- **Goal of the exercise**: Render every entry verbatim.

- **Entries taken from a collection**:
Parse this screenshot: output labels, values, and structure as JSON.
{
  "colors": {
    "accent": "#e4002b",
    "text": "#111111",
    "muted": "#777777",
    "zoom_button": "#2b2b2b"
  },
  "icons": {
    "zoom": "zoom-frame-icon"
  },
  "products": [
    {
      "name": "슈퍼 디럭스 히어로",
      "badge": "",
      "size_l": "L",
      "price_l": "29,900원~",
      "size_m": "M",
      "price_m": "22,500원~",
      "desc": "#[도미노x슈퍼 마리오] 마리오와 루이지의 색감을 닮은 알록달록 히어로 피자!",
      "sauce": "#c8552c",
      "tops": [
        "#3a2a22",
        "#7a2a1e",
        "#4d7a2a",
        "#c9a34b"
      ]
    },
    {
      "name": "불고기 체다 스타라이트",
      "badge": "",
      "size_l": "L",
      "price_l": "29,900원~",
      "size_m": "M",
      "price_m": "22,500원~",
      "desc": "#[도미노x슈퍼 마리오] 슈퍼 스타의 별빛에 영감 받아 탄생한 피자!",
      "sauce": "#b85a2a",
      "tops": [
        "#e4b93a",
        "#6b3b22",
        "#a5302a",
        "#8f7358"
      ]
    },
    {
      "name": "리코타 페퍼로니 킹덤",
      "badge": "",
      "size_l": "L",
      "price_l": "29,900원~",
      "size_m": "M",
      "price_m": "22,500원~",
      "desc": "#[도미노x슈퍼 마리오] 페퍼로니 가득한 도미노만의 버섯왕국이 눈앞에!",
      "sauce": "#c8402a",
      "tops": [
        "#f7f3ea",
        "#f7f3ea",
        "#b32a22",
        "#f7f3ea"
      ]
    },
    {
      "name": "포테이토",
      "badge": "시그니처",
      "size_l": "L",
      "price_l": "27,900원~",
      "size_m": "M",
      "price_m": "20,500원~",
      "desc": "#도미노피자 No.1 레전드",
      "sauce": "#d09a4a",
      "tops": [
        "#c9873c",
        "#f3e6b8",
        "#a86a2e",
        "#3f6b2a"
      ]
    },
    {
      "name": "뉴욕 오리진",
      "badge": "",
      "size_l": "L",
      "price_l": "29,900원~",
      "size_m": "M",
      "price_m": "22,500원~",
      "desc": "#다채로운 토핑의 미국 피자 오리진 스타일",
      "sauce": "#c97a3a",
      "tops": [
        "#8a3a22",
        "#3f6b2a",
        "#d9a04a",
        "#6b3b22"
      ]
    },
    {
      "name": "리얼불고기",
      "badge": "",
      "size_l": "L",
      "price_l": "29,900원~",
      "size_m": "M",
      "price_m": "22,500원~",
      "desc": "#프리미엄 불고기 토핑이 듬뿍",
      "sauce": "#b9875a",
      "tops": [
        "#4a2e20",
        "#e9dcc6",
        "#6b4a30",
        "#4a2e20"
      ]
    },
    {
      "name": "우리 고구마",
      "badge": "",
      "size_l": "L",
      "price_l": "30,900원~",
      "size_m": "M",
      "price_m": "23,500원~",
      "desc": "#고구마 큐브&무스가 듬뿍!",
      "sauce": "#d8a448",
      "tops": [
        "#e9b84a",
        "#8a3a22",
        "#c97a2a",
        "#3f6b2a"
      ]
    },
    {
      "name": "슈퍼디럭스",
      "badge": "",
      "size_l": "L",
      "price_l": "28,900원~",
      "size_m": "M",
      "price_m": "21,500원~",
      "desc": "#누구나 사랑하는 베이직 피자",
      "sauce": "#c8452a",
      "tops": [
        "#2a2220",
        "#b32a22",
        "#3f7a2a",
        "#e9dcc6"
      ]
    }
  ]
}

- **Reply to the exercise**:
Parse this screenshot: output labels, values, and structure as JSON.
{
  "colors": {
    "accent": "#e4002b",
    "text": "#111111",
    "muted": "#777777",
    "zoom_button": "#2b2b2b"
  },
  "icons": {
    "zoom": "zoom-frame-icon"
  },
  "products": [
    {
      "name": "슈퍼 디럭스 히어로",
      "badge": "",
      "size_l": "L",
      "price_l": "29,900원~",
      "size_m": "M",
      "price_m": "22,500원~",
      "desc": "#[도미노x슈퍼 마리오] 마리오와 루이지의 색감을 닮은 알록달록 히어로 피자!",
      "sauce": "#c8552c",
      "tops": [
        "#3a2a22",
        "#7a2a1e",
        "#4d7a2a",
        "#c9a34b"
      ]
    },
    {
      "name": "불고기 체다 스타라이트",
      "badge": "",
      "size_l": "L",
      "price_l": "29,900원~",
      "size_m": "M",
      "price_m": "22,500원~",
      "desc": "#[도미노x슈퍼 마리오] 슈퍼 스타의 별빛에 영감 받아 탄생한 피자!",
      "sauce": "#b85a2a",
      "tops": [
        "#e4b93a",
        "#6b3b22",
        "#a5302a",
        "#8f7358"
      ]
    },
    {
      "name": "리코타 페퍼로니 킹덤",
      "badge": "",
      "size_l": "L",
      "price_l": "29,900원~",
      "size_m": "M",
      "price_m": "22,500원~",
      "desc": "#[도미노x슈퍼 마리오] 페퍼로니 가득한 도미노만의 버섯왕국이 눈앞에!",
      "sauce": "#c8402a",
      "tops": [
        "#f7f3ea",
        "#f7f3ea",
        "#b32a22",
        "#f7f3ea"
      ]
    },
    {
      "name": "포테이토",
      "badge": "시그니처",
      "size_l": "L",
      "price_l": "27,900원~",
      "size_m": "M",
      "price_m": "20,500원~",
      "desc": "#도미노피자 No.1 레전드",
      "sauce": "#d09a4a",
      "tops": [
        "#c9873c",
        "#f3e6b8",
        "#a86a2e",
        "#3f6b2a"
      ]
    },
    {
      "name": "뉴욕 오리진",
      "badge": "",
      "size_l": "L",
      "price_l": "29,900원~",
      "size_m": "M",
      "price_m": "22,500원~",
      "desc": "#다채로운 토핑의 미국 피자 오리진 스타일",
      "sauce": "#c97a3a",
      "tops": [
        "#8a3a22",
        "#3f6b2a",
        "#d9a04a",
        "#6b3b22"
      ]
    },
    {
      "name": "리얼불고기",
      "badge": "",
      "size_l": "L",
      "price_l": "29,900원~",
      "size_m": "M",
      "price_m": "22,500원~",
      "desc": "#프리미엄 불고기 토핑이 듬뿍",
      "sauce": "#b9875a",
      "tops": [
        "#4a2e20",
        "#e9dcc6",
        "#6b4a30",
        "#4a2e20"
      ]
    },
    {
      "name": "우리 고구마",
      "badge": "",
      "size_l": "L",
      "price_l": "30,900원~",
      "size_m": "M",
      "price_m": "23,500원~",
      "desc": "#고구마 큐브&무스가 듬뿍!",
      "sauce": "#d8a448",
      "tops": [
        "#e9b84a",
        "#8a3a22",
        "#c97a2a",
        "#3f6b2a"
      ]
    },
    {
      "name": "슈퍼디럭스",
      "badge": "",
      "size_l": "L",
      "price_l": "28,900원~",
      "size_m": "M",
      "price_m": "21,500원~",
      "desc": "#누구나 사랑하는 베이직 피자",
      "sauce": "#c8452a",
      "tops": [
        "#2a2220",
        "#b32a22",
        "#3f7a2a",
        "#e9dcc6"
      ]
    }
  ]
}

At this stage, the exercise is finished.